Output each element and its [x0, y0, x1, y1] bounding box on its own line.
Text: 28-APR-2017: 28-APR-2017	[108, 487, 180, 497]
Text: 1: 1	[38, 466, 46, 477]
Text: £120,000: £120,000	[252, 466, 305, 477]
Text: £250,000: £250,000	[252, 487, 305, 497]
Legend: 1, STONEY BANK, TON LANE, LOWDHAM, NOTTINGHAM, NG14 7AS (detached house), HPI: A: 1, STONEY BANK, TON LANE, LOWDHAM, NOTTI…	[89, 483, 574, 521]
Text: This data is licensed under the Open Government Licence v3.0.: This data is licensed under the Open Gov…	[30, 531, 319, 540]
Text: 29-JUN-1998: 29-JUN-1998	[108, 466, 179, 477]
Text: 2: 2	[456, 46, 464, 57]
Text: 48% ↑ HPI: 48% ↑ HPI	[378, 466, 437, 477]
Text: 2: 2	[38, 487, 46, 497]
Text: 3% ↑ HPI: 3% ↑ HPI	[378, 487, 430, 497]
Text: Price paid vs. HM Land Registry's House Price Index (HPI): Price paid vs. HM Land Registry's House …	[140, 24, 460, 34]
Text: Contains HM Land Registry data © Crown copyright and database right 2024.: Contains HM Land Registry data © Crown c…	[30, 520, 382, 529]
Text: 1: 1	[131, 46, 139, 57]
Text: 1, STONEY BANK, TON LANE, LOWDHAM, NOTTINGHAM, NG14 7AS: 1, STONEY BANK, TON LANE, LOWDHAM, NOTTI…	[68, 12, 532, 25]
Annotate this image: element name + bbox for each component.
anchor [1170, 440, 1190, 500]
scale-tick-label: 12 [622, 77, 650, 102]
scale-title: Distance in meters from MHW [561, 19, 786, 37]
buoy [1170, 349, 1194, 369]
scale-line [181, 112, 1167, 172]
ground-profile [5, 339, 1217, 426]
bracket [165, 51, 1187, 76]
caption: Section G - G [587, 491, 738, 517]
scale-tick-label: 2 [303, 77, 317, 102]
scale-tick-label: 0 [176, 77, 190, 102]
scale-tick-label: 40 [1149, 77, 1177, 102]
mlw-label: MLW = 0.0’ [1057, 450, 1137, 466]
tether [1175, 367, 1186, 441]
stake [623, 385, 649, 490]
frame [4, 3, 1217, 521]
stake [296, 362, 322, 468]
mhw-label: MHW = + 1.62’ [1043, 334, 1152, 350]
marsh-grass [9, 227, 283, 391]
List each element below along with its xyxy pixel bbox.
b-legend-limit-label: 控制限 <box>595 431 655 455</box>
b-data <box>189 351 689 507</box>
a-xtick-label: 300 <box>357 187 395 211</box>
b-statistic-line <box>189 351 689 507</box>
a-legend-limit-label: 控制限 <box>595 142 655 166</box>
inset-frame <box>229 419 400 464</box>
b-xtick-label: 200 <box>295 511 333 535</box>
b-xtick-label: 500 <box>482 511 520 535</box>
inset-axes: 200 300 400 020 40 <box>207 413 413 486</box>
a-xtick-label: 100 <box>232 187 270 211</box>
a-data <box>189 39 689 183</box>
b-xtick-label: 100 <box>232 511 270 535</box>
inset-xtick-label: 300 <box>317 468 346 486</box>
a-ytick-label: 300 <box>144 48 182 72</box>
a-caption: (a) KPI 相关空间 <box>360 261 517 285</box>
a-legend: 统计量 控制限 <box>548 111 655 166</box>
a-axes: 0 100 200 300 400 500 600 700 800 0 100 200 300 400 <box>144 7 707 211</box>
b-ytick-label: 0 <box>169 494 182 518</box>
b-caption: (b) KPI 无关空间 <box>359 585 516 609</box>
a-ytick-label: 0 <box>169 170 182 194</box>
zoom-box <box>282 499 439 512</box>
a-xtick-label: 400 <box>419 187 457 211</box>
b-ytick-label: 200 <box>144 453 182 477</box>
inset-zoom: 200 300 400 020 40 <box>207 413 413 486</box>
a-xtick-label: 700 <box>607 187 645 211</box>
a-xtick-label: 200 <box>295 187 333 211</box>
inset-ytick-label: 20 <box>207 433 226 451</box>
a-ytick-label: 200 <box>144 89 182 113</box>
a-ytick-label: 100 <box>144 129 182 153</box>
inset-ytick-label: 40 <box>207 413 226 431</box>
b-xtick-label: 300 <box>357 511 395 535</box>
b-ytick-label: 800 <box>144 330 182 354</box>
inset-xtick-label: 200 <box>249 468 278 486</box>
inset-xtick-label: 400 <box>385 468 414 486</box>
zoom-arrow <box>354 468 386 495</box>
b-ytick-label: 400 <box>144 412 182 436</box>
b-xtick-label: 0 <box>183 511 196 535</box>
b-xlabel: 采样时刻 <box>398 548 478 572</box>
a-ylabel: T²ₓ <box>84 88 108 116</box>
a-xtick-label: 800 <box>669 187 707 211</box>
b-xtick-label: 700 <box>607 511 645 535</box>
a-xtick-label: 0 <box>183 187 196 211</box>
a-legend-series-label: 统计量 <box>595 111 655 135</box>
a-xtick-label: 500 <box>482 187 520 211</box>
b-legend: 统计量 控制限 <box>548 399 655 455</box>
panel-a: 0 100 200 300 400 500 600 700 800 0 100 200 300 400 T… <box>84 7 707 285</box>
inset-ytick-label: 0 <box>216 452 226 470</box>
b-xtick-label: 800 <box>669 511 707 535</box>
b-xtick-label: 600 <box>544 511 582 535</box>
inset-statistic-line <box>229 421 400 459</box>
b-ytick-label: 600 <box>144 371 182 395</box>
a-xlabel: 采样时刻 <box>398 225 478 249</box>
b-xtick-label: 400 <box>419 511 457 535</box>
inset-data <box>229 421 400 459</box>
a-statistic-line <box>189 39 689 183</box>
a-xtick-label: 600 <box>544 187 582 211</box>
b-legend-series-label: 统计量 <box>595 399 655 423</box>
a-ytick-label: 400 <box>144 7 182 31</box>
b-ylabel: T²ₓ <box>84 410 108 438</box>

━━━

- _Aim of the task_
Render all the rows above as a numbered list, leaving out any blank lines.

- _Written answer_
1. Output each element and its [x0, y0, x1, y1] bounding box on its own line.
2. Text: 28-APR-2017: 28-APR-2017	[108, 487, 180, 497]
3. Text: 1: 1	[38, 466, 46, 477]
4. Text: £120,000: £120,000	[252, 466, 305, 477]
5. Text: £250,000: £250,000	[252, 487, 305, 497]
6. Legend: 1, STONEY BANK, TON LANE, LOWDHAM, NOTTINGHAM, NG14 7AS (detached house), HPI: A: 1, STONEY BANK, TON LANE, LOWDHAM, NOTTI…	[89, 483, 574, 521]
7. Text: This data is licensed under the Open Government Licence v3.0.: This data is licensed under the Open Gov…	[30, 531, 319, 540]
8. Text: 29-JUN-1998: 29-JUN-1998	[108, 466, 179, 477]
9. Text: 2: 2	[456, 46, 464, 57]
10. Text: 48% ↑ HPI: 48% ↑ HPI	[378, 466, 437, 477]
11. Text: 2: 2	[38, 487, 46, 497]
12. Text: 3% ↑ HPI: 3% ↑ HPI	[378, 487, 430, 497]
13. Text: Price paid vs. HM Land Registry's House Price Index (HPI): Price paid vs. HM Land Registry's House …	[140, 24, 460, 34]
14. Text: Contains HM Land Registry data © Crown copyright and database right 2024.: Contains HM Land Registry data © Crown c…	[30, 520, 382, 529]
15. Text: 1: 1	[131, 46, 139, 57]
16. Text: 1, STONEY BANK, TON LANE, LOWDHAM, NOTTINGHAM, NG14 7AS: 1, STONEY BANK, TON LANE, LOWDHAM, NOTTI…	[68, 12, 532, 25]
17. Annotate this image: element name + bbox for each component.
18. anchor [1170, 440, 1190, 500]
19. scale-tick-label: 12 [622, 77, 650, 102]
20. scale-title: Distance in meters from MHW [561, 19, 786, 37]
21. buoy [1170, 349, 1194, 369]
22. scale-line [181, 112, 1167, 172]
23. ground-profile [5, 339, 1217, 426]
24. bracket [165, 51, 1187, 76]
25. caption: Section G - G [587, 491, 738, 517]
26. scale-tick-label: 2 [303, 77, 317, 102]
27. scale-tick-label: 0 [176, 77, 190, 102]
28. scale-tick-label: 40 [1149, 77, 1177, 102]
29. mlw-label: MLW = 0.0’ [1057, 450, 1137, 466]
30. tether [1175, 367, 1186, 441]
31. stake [623, 385, 649, 490]
32. frame [4, 3, 1217, 521]
33. stake [296, 362, 322, 468]
34. mhw-label: MHW = + 1.62’ [1043, 334, 1152, 350]
35. marsh-grass [9, 227, 283, 391]
36. List each element below along with its xyxy pixel bbox.
37. b-legend-limit-label: 控制限 <box>595 431 655 455</box>
38. b-data <box>189 351 689 507</box>
39. a-xtick-label: 300 <box>357 187 395 211</box>
40. b-statistic-line <box>189 351 689 507</box>
41. a-legend-limit-label: 控制限 <box>595 142 655 166</box>
42. inset-frame <box>229 419 400 464</box>
43. b-xtick-label: 200 <box>295 511 333 535</box>
44. b-xtick-label: 500 <box>482 511 520 535</box>
45. inset-axes: 200 300 400 020 40 <box>207 413 413 486</box>
46. a-xtick-label: 100 <box>232 187 270 211</box>
47. a-data <box>189 39 689 183</box>
48. b-xtick-label: 100 <box>232 511 270 535</box>
49. inset-xtick-label: 300 <box>317 468 346 486</box>
50. a-ytick-label: 300 <box>144 48 182 72</box>
51. a-caption: (a) KPI 相关空间 <box>360 261 517 285</box>
52. a-legend: 统计量 控制限 <box>548 111 655 166</box>
53. a-axes: 0 100 200 300 400 500 600 700 800 0 100 200 300 400 <box>144 7 707 211</box>
54. b-ytick-label: 0 <box>169 494 182 518</box>
55. b-caption: (b) KPI 无关空间 <box>359 585 516 609</box>
56. a-ytick-label: 0 <box>169 170 182 194</box>
57. zoom-box <box>282 499 439 512</box>
58. a-xtick-label: 400 <box>419 187 457 211</box>
59. b-ytick-label: 200 <box>144 453 182 477</box>
60. inset-zoom: 200 300 400 020 40 <box>207 413 413 486</box>
61. a-xtick-label: 700 <box>607 187 645 211</box>
62. a-xtick-label: 200 <box>295 187 333 211</box>
63. inset-ytick-label: 20 <box>207 433 226 451</box>
64. a-ytick-label: 200 <box>144 89 182 113</box>
65. a-ytick-label: 100 <box>144 129 182 153</box>
66. inset-ytick-label: 40 <box>207 413 226 431</box>
67. b-xtick-label: 300 <box>357 511 395 535</box>
68. b-ytick-label: 800 <box>144 330 182 354</box>
69. inset-xtick-label: 200 <box>249 468 278 486</box>
70. inset-xtick-label: 400 <box>385 468 414 486</box>
71. zoom-arrow <box>354 468 386 495</box>
72. b-ytick-label: 400 <box>144 412 182 436</box>
73. b-xtick-label: 0 <box>183 511 196 535</box>
74. b-xlabel: 采样时刻 <box>398 548 478 572</box>
75. a-ylabel: T²ₓ <box>84 88 108 116</box>
76. a-xtick-label: 800 <box>669 187 707 211</box>
77. b-xtick-label: 700 <box>607 511 645 535</box>
78. a-xtick-label: 0 <box>183 187 196 211</box>
79. a-legend-series-label: 统计量 <box>595 111 655 135</box>
80. a-xtick-label: 500 <box>482 187 520 211</box>
81. b-legend: 统计量 控制限 <box>548 399 655 455</box>
82. panel-a: 0 100 200 300 400 500 600 700 800 0 100 200 300 400 T… <box>84 7 707 285</box>
83. inset-ytick-label: 0 <box>216 452 226 470</box>
84. b-xtick-label: 800 <box>669 511 707 535</box>
85. b-xtick-label: 600 <box>544 511 582 535</box>
86. inset-statistic-line <box>229 421 400 459</box>
87. b-ytick-label: 600 <box>144 371 182 395</box>
88. a-xlabel: 采样时刻 <box>398 225 478 249</box>
89. b-xtick-label: 400 <box>419 511 457 535</box>
90. inset-data <box>229 421 400 459</box>
91. a-statistic-line <box>189 39 689 183</box>
92. a-xtick-label: 600 <box>544 187 582 211</box>
93. b-legend-series-label: 统计量 <box>595 399 655 423</box>
94. a-ytick-label: 400 <box>144 7 182 31</box>
95. b-ylabel: T²ₓ <box>84 410 108 438</box>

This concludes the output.